## START GIVEN DATA

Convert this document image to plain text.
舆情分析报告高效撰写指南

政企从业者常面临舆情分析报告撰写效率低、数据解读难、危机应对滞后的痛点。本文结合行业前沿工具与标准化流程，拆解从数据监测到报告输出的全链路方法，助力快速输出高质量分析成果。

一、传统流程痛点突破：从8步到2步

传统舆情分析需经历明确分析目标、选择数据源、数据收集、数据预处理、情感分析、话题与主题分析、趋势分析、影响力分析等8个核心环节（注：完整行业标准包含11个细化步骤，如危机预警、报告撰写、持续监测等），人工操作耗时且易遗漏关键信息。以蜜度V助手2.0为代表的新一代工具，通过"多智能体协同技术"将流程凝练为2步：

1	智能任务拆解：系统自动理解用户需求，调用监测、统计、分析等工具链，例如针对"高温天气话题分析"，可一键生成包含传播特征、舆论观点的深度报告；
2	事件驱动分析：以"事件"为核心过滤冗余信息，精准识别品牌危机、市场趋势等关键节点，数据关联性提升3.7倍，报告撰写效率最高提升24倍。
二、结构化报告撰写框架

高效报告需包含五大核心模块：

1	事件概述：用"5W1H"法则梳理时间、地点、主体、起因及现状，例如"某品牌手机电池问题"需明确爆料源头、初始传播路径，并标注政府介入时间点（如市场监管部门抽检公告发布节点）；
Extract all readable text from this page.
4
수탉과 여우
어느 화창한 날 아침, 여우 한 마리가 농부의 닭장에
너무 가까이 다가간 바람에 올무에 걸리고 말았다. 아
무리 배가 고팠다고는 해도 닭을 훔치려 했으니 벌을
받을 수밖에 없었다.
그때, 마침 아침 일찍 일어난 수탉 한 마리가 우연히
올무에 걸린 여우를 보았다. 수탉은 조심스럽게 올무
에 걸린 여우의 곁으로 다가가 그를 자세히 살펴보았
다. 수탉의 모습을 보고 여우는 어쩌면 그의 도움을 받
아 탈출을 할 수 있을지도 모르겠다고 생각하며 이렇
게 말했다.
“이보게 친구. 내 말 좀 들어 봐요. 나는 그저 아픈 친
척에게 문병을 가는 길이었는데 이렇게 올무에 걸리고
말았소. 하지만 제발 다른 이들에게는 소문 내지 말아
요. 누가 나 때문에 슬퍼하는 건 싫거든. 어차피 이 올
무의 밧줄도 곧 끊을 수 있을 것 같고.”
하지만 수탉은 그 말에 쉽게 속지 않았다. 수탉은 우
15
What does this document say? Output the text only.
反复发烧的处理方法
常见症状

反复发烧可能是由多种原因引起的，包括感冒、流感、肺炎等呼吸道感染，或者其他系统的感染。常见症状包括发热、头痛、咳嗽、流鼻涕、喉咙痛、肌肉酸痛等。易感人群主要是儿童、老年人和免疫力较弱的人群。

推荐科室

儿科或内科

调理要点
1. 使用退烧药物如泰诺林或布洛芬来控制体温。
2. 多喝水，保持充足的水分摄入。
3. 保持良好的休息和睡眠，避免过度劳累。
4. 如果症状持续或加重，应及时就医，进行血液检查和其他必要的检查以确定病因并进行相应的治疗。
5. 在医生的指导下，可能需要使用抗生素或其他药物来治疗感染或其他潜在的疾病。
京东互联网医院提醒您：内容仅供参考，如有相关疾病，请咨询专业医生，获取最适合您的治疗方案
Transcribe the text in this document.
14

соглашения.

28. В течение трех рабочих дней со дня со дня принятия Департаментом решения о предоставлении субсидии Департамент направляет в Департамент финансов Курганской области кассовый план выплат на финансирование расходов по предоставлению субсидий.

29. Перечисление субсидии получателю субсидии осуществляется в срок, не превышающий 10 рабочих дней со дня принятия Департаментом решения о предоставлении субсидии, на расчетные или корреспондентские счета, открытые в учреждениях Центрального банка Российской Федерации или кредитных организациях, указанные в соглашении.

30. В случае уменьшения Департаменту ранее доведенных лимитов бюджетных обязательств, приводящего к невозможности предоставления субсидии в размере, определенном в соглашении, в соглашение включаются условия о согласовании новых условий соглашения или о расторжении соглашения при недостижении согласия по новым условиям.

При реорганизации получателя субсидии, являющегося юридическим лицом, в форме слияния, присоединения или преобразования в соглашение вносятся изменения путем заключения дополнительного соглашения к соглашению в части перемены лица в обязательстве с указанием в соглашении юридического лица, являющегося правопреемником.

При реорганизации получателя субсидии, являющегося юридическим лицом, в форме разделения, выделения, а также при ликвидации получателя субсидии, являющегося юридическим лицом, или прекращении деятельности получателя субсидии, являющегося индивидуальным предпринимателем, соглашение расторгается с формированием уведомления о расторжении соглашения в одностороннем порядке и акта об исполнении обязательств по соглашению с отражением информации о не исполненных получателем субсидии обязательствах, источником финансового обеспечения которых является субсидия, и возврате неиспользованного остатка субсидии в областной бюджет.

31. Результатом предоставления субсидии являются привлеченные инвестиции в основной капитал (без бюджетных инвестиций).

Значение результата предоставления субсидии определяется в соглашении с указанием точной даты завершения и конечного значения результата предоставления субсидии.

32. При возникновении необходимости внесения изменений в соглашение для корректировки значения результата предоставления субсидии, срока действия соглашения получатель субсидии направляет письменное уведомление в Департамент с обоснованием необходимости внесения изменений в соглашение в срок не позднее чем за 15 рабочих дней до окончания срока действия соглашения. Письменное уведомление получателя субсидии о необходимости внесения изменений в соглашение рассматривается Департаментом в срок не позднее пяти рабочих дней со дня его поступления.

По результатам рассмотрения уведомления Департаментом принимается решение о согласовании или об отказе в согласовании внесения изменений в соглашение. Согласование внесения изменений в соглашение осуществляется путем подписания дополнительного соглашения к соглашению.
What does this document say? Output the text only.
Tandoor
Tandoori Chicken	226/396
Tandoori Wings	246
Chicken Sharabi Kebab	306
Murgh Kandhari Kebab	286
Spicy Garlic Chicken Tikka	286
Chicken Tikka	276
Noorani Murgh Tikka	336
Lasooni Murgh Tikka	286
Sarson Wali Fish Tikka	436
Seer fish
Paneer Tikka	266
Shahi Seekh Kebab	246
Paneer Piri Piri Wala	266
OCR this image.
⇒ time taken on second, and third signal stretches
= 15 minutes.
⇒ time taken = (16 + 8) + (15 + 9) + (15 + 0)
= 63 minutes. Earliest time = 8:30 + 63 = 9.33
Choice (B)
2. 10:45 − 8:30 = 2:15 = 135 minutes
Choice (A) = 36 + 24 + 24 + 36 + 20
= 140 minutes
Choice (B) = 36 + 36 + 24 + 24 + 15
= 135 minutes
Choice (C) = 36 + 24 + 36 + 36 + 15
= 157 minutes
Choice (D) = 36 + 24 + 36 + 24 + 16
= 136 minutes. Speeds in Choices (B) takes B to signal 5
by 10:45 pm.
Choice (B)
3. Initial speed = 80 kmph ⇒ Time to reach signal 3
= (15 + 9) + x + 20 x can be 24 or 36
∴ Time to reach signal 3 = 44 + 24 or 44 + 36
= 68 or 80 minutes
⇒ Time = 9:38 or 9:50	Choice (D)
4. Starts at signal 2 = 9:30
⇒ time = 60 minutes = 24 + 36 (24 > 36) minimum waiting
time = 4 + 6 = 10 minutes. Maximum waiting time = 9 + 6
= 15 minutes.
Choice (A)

## END GIVEN DATA

■ **TASK DESCRIPTION**
Repeat the records above exactly.

■ **FINAL ANSWER**
Convert this document image to plain text.
舆情分析报告高效撰写指南

政企从业者常面临舆情分析报告撰写效率低、数据解读难、危机应对滞后的痛点。本文结合行业前沿工具与标准化流程，拆解从数据监测到报告输出的全链路方法，助力快速输出高质量分析成果。

一、传统流程痛点突破：从8步到2步

传统舆情分析需经历明确分析目标、选择数据源、数据收集、数据预处理、情感分析、话题与主题分析、趋势分析、影响力分析等8个核心环节（注：完整行业标准包含11个细化步骤，如危机预警、报告撰写、持续监测等），人工操作耗时且易遗漏关键信息。以蜜度V助手2.0为代表的新一代工具，通过"多智能体协同技术"将流程凝练为2步：

1	智能任务拆解：系统自动理解用户需求，调用监测、统计、分析等工具链，例如针对"高温天气话题分析"，可一键生成包含传播特征、舆论观点的深度报告；
2	事件驱动分析：以"事件"为核心过滤冗余信息，精准识别品牌危机、市场趋势等关键节点，数据关联性提升3.7倍，报告撰写效率最高提升24倍。
二、结构化报告撰写框架

高效报告需包含五大核心模块：

1	事件概述：用"5W1H"法则梳理时间、地点、主体、起因及现状，例如"某品牌手机电池问题"需明确爆料源头、初始传播路径，并标注政府介入时间点（如市场监管部门抽检公告发布节点）；
Extract all readable text from this page.
4
수탉과 여우
어느 화창한 날 아침, 여우 한 마리가 농부의 닭장에
너무 가까이 다가간 바람에 올무에 걸리고 말았다. 아
무리 배가 고팠다고는 해도 닭을 훔치려 했으니 벌을
받을 수밖에 없었다.
그때, 마침 아침 일찍 일어난 수탉 한 마리가 우연히
올무에 걸린 여우를 보았다. 수탉은 조심스럽게 올무
에 걸린 여우의 곁으로 다가가 그를 자세히 살펴보았
다. 수탉의 모습을 보고 여우는 어쩌면 그의 도움을 받
아 탈출을 할 수 있을지도 모르겠다고 생각하며 이렇
게 말했다.
“이보게 친구. 내 말 좀 들어 봐요. 나는 그저 아픈 친
척에게 문병을 가는 길이었는데 이렇게 올무에 걸리고
말았소. 하지만 제발 다른 이들에게는 소문 내지 말아
요. 누가 나 때문에 슬퍼하는 건 싫거든. 어차피 이 올
무의 밧줄도 곧 끊을 수 있을 것 같고.”
하지만 수탉은 그 말에 쉽게 속지 않았다. 수탉은 우
15
What does this document say? Output the text only.
反复发烧的处理方法
常见症状

反复发烧可能是由多种原因引起的，包括感冒、流感、肺炎等呼吸道感染，或者其他系统的感染。常见症状包括发热、头痛、咳嗽、流鼻涕、喉咙痛、肌肉酸痛等。易感人群主要是儿童、老年人和免疫力较弱的人群。

推荐科室

儿科或内科

调理要点
1. 使用退烧药物如泰诺林或布洛芬来控制体温。
2. 多喝水，保持充足的水分摄入。
3. 保持良好的休息和睡眠，避免过度劳累。
4. 如果症状持续或加重，应及时就医，进行血液检查和其他必要的检查以确定病因并进行相应的治疗。
5. 在医生的指导下，可能需要使用抗生素或其他药物来治疗感染或其他潜在的疾病。
京东互联网医院提醒您：内容仅供参考，如有相关疾病，请咨询专业医生，获取最适合您的治疗方案
Transcribe the text in this document.
14

соглашения.

28. В течение трех рабочих дней со дня со дня принятия Департаментом решения о предоставлении субсидии Департамент направляет в Департамент финансов Курганской области кассовый план выплат на финансирование расходов по предоставлению субсидий.

29. Перечисление субсидии получателю субсидии осуществляется в срок, не превышающий 10 рабочих дней со дня принятия Департаментом решения о предоставлении субсидии, на расчетные или корреспондентские счета, открытые в учреждениях Центрального банка Российской Федерации или кредитных организациях, указанные в соглашении.

30. В случае уменьшения Департаменту ранее доведенных лимитов бюджетных обязательств, приводящего к невозможности предоставления субсидии в размере, определенном в соглашении, в соглашение включаются условия о согласовании новых условий соглашения или о расторжении соглашения при недостижении согласия по новым условиям.

При реорганизации получателя субсидии, являющегося юридическим лицом, в форме слияния, присоединения или преобразования в соглашение вносятся изменения путем заключения дополнительного соглашения к соглашению в части перемены лица в обязательстве с указанием в соглашении юридического лица, являющегося правопреемником.

При реорганизации получателя субсидии, являющегося юридическим лицом, в форме разделения, выделения, а также при ликвидации получателя субсидии, являющегося юридическим лицом, или прекращении деятельности получателя субсидии, являющегося индивидуальным предпринимателем, соглашение расторгается с формированием уведомления о расторжении соглашения в одностороннем порядке и акта об исполнении обязательств по соглашению с отражением информации о не исполненных получателем субсидии обязательствах, источником финансового обеспечения которых является субсидия, и возврате неиспользованного остатка субсидии в областной бюджет.

31. Результатом предоставления субсидии являются привлеченные инвестиции в основной капитал (без бюджетных инвестиций).

Значение результата предоставления субсидии определяется в соглашении с указанием точной даты завершения и конечного значения результата предоставления субсидии.

32. При возникновении необходимости внесения изменений в соглашение для корректировки значения результата предоставления субсидии, срока действия соглашения получатель субсидии направляет письменное уведомление в Департамент с обоснованием необходимости внесения изменений в соглашение в срок не позднее чем за 15 рабочих дней до окончания срока действия соглашения. Письменное уведомление получателя субсидии о необходимости внесения изменений в соглашение рассматривается Департаментом в срок не позднее пяти рабочих дней со дня его поступления.

По результатам рассмотрения уведомления Департаментом принимается решение о согласовании или об отказе в согласовании внесения изменений в соглашение. Согласование внесения изменений в соглашение осуществляется путем подписания дополнительного соглашения к соглашению.
What does this document say? Output the text only.
Tandoor
Tandoori Chicken	226/396
Tandoori Wings	246
Chicken Sharabi Kebab	306
Murgh Kandhari Kebab	286
Spicy Garlic Chicken Tikka	286
Chicken Tikka	276
Noorani Murgh Tikka	336
Lasooni Murgh Tikka	286
Sarson Wali Fish Tikka	436
Seer fish
Paneer Tikka	266
Shahi Seekh Kebab	246
Paneer Piri Piri Wala	266
OCR this image.
⇒ time taken on second, and third signal stretches
= 15 minutes.
⇒ time taken = (16 + 8) + (15 + 9) + (15 + 0)
= 63 minutes. Earliest time = 8:30 + 63 = 9.33
Choice (B)
2. 10:45 − 8:30 = 2:15 = 135 minutes
Choice (A) = 36 + 24 + 24 + 36 + 20
= 140 minutes
Choice (B) = 36 + 36 + 24 + 24 + 15
= 135 minutes
Choice (C) = 36 + 24 + 36 + 36 + 15
= 157 minutes
Choice (D) = 36 + 24 + 36 + 24 + 16
= 136 minutes. Speeds in Choices (B) takes B to signal 5
by 10:45 pm.
Choice (B)
3. Initial speed = 80 kmph ⇒ Time to reach signal 3
= (15 + 9) + x + 20 x can be 24 or 36
∴ Time to reach signal 3 = 44 + 24 or 44 + 36
= 68 or 80 minutes
⇒ Time = 9:38 or 9:50	Choice (D)
4. Starts at signal 2 = 9:30
⇒ time = 60 minutes = 24 + 36 (24 > 36) minimum waiting
time = 4 + 6 = 10 minutes. Maximum waiting time = 9 + 6
= 15 minutes.
Choice (A)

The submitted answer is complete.